==== EXTRACTED MATERIAL
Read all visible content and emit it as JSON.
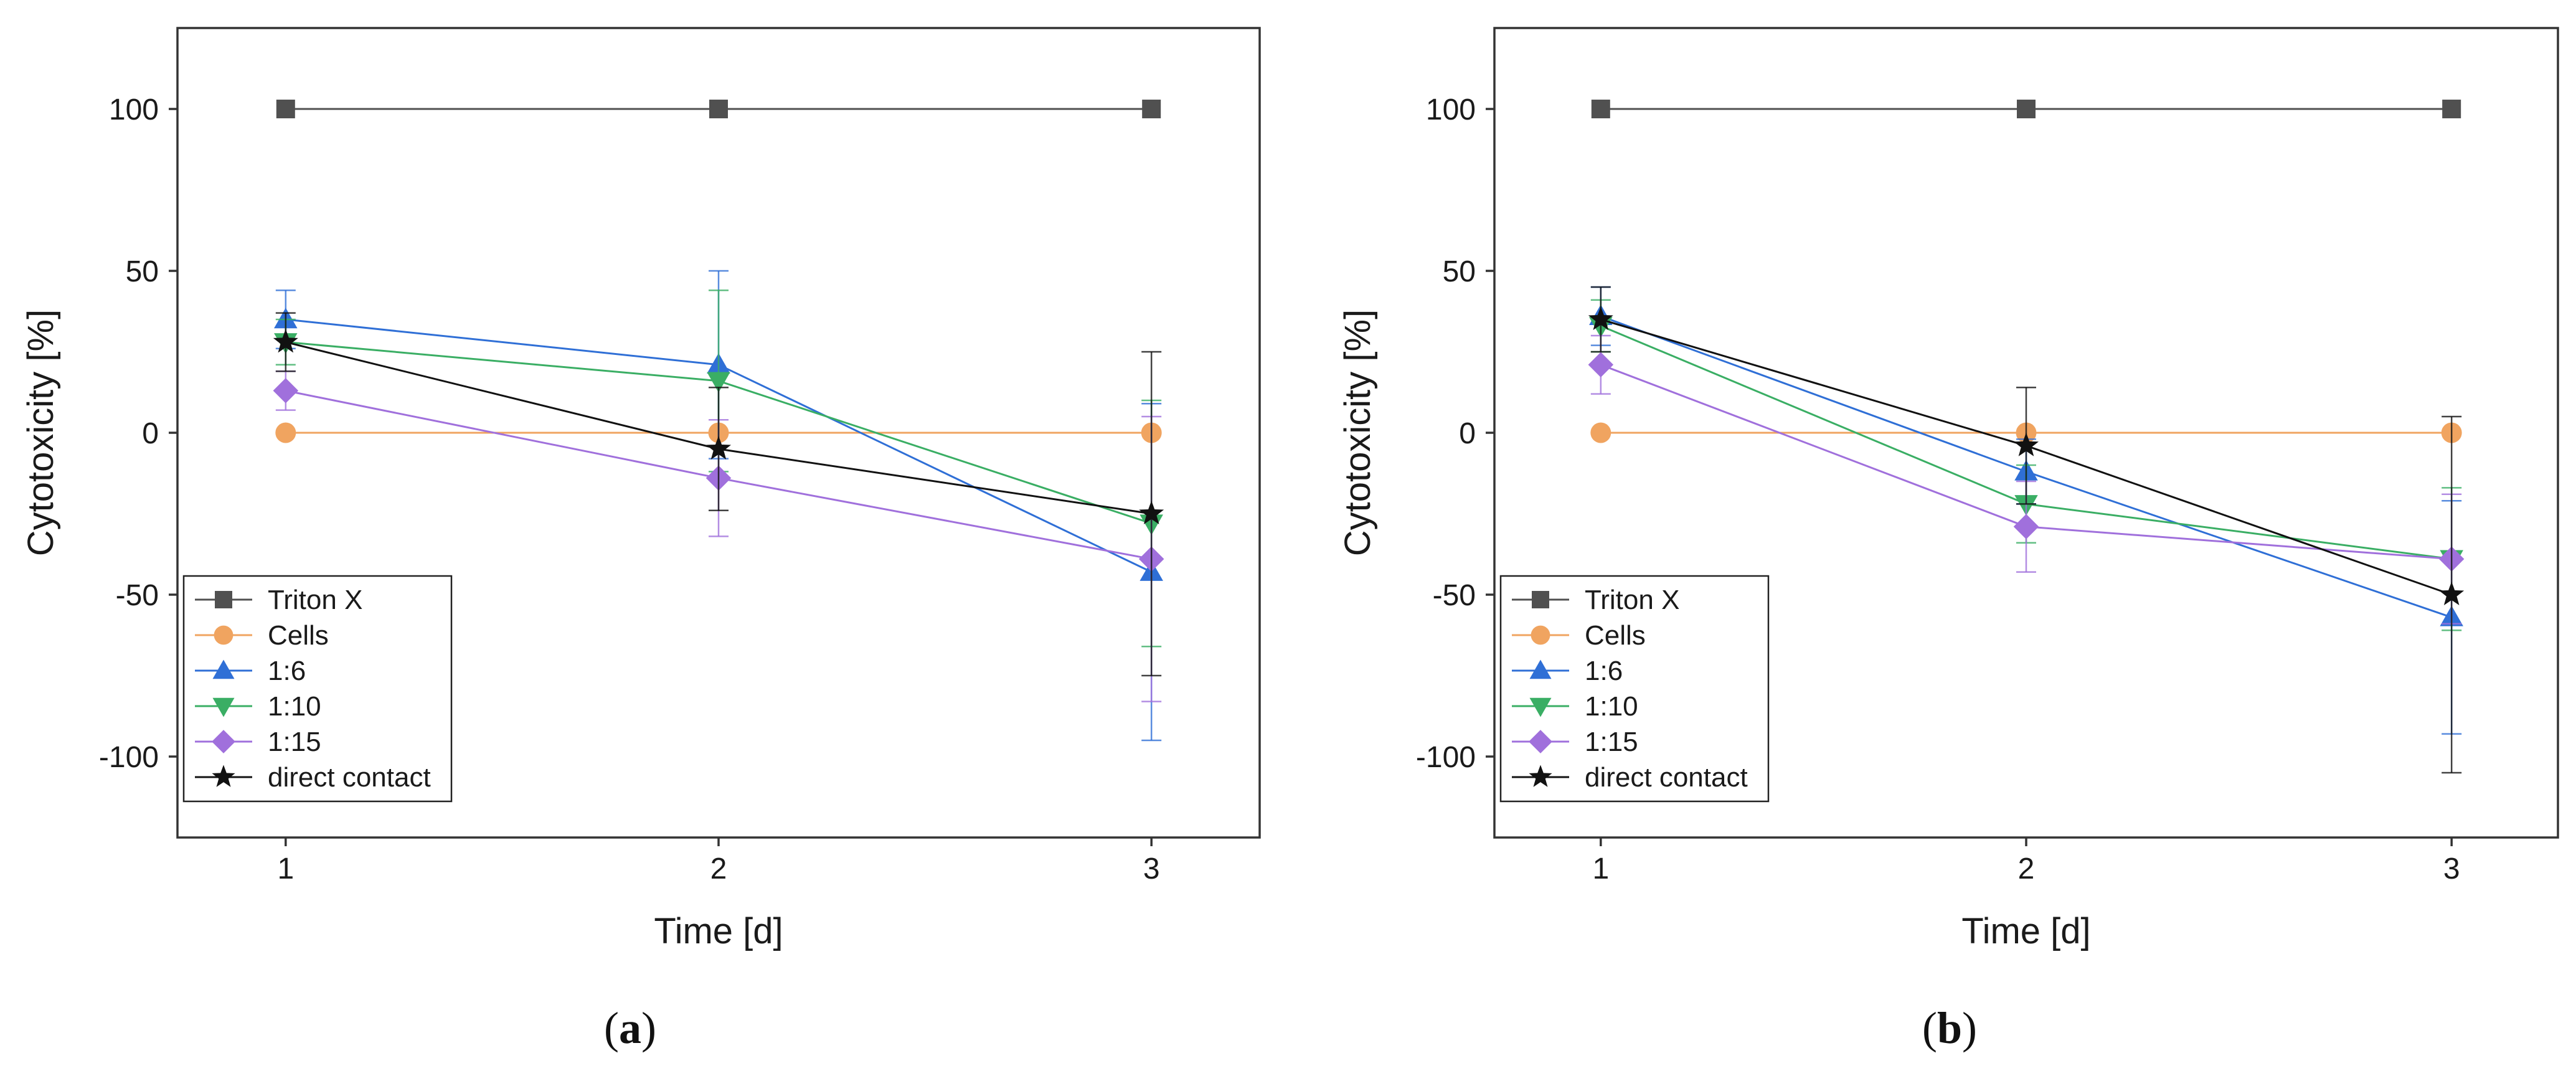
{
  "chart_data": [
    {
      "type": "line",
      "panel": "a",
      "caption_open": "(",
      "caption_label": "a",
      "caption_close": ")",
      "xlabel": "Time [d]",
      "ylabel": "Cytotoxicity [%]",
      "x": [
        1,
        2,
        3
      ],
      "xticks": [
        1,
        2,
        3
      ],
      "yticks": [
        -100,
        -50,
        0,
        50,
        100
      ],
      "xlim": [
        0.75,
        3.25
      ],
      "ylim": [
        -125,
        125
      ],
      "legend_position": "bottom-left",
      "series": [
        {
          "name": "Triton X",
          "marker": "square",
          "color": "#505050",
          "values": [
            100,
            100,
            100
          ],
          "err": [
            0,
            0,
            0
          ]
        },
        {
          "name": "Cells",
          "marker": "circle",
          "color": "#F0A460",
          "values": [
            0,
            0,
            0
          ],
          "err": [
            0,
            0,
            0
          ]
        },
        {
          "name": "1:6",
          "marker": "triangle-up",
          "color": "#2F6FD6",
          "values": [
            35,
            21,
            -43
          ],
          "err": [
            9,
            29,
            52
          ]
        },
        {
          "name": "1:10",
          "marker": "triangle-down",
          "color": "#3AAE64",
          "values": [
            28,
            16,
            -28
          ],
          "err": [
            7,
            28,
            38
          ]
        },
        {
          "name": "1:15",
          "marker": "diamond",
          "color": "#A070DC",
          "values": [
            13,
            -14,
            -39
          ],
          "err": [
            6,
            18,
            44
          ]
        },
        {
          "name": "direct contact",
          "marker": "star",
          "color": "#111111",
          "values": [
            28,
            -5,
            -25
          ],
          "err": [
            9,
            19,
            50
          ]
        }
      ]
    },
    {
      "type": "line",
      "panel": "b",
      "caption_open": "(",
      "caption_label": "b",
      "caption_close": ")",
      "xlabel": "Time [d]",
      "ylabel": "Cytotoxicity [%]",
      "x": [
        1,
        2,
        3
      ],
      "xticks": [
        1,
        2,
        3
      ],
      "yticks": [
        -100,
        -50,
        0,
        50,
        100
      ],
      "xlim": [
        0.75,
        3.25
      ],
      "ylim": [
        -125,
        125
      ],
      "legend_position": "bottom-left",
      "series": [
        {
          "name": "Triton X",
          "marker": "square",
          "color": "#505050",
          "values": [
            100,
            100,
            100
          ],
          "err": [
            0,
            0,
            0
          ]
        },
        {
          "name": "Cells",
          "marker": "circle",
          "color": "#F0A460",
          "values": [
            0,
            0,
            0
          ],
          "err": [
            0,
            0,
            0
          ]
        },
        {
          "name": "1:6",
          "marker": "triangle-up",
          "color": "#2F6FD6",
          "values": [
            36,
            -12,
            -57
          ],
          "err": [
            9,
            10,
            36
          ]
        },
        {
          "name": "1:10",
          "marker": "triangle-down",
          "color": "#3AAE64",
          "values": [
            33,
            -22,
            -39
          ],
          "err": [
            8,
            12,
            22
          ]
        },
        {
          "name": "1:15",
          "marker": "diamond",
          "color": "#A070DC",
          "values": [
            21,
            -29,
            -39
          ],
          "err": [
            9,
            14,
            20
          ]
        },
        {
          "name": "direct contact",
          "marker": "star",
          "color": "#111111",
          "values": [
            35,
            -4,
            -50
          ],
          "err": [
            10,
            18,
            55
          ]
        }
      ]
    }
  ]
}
========
▶ **EXERCISE AIM**: Quote every record above exactly, omitting any pictures they contain.

▶ **FINISHED TASK**:
Read all visible content and emit it as JSON.
{
  "chart_data": [
    {
      "type": "line",
      "panel": "a",
      "caption_open": "(",
      "caption_label": "a",
      "caption_close": ")",
      "xlabel": "Time [d]",
      "ylabel": "Cytotoxicity [%]",
      "x": [
        1,
        2,
        3
      ],
      "xticks": [
        1,
        2,
        3
      ],
      "yticks": [
        -100,
        -50,
        0,
        50,
        100
      ],
      "xlim": [
        0.75,
        3.25
      ],
      "ylim": [
        -125,
        125
      ],
      "legend_position": "bottom-left",
      "series": [
        {
          "name": "Triton X",
          "marker": "square",
          "color": "#505050",
          "values": [
            100,
            100,
            100
          ],
          "err": [
            0,
            0,
            0
          ]
        },
        {
          "name": "Cells",
          "marker": "circle",
          "color": "#F0A460",
          "values": [
            0,
            0,
            0
          ],
          "err": [
            0,
            0,
            0
          ]
        },
        {
          "name": "1:6",
          "marker": "triangle-up",
          "color": "#2F6FD6",
          "values": [
            35,
            21,
            -43
          ],
          "err": [
            9,
            29,
            52
          ]
        },
        {
          "name": "1:10",
          "marker": "triangle-down",
          "color": "#3AAE64",
          "values": [
            28,
            16,
            -28
          ],
          "err": [
            7,
            28,
            38
          ]
        },
        {
          "name": "1:15",
          "marker": "diamond",
          "color": "#A070DC",
          "values": [
            13,
            -14,
            -39
          ],
          "err": [
            6,
            18,
            44
          ]
        },
        {
          "name": "direct contact",
          "marker": "star",
          "color": "#111111",
          "values": [
            28,
            -5,
            -25
          ],
          "err": [
            9,
            19,
            50
          ]
        }
      ]
    },
    {
      "type": "line",
      "panel": "b",
      "caption_open": "(",
      "caption_label": "b",
      "caption_close": ")",
      "xlabel": "Time [d]",
      "ylabel": "Cytotoxicity [%]",
      "x": [
        1,
        2,
        3
      ],
      "xticks": [
        1,
        2,
        3
      ],
      "yticks": [
        -100,
        -50,
        0,
        50,
        100
      ],
      "xlim": [
        0.75,
        3.25
      ],
      "ylim": [
        -125,
        125
      ],
      "legend_position": "bottom-left",
      "series": [
        {
          "name": "Triton X",
          "marker": "square",
          "color": "#505050",
          "values": [
            100,
            100,
            100
          ],
          "err": [
            0,
            0,
            0
          ]
        },
        {
          "name": "Cells",
          "marker": "circle",
          "color": "#F0A460",
          "values": [
            0,
            0,
            0
          ],
          "err": [
            0,
            0,
            0
          ]
        },
        {
          "name": "1:6",
          "marker": "triangle-up",
          "color": "#2F6FD6",
          "values": [
            36,
            -12,
            -57
          ],
          "err": [
            9,
            10,
            36
          ]
        },
        {
          "name": "1:10",
          "marker": "triangle-down",
          "color": "#3AAE64",
          "values": [
            33,
            -22,
            -39
          ],
          "err": [
            8,
            12,
            22
          ]
        },
        {
          "name": "1:15",
          "marker": "diamond",
          "color": "#A070DC",
          "values": [
            21,
            -29,
            -39
          ],
          "err": [
            9,
            14,
            20
          ]
        },
        {
          "name": "direct contact",
          "marker": "star",
          "color": "#111111",
          "values": [
            35,
            -4,
            -50
          ],
          "err": [
            10,
            18,
            55
          ]
        }
      ]
    }
  ]
}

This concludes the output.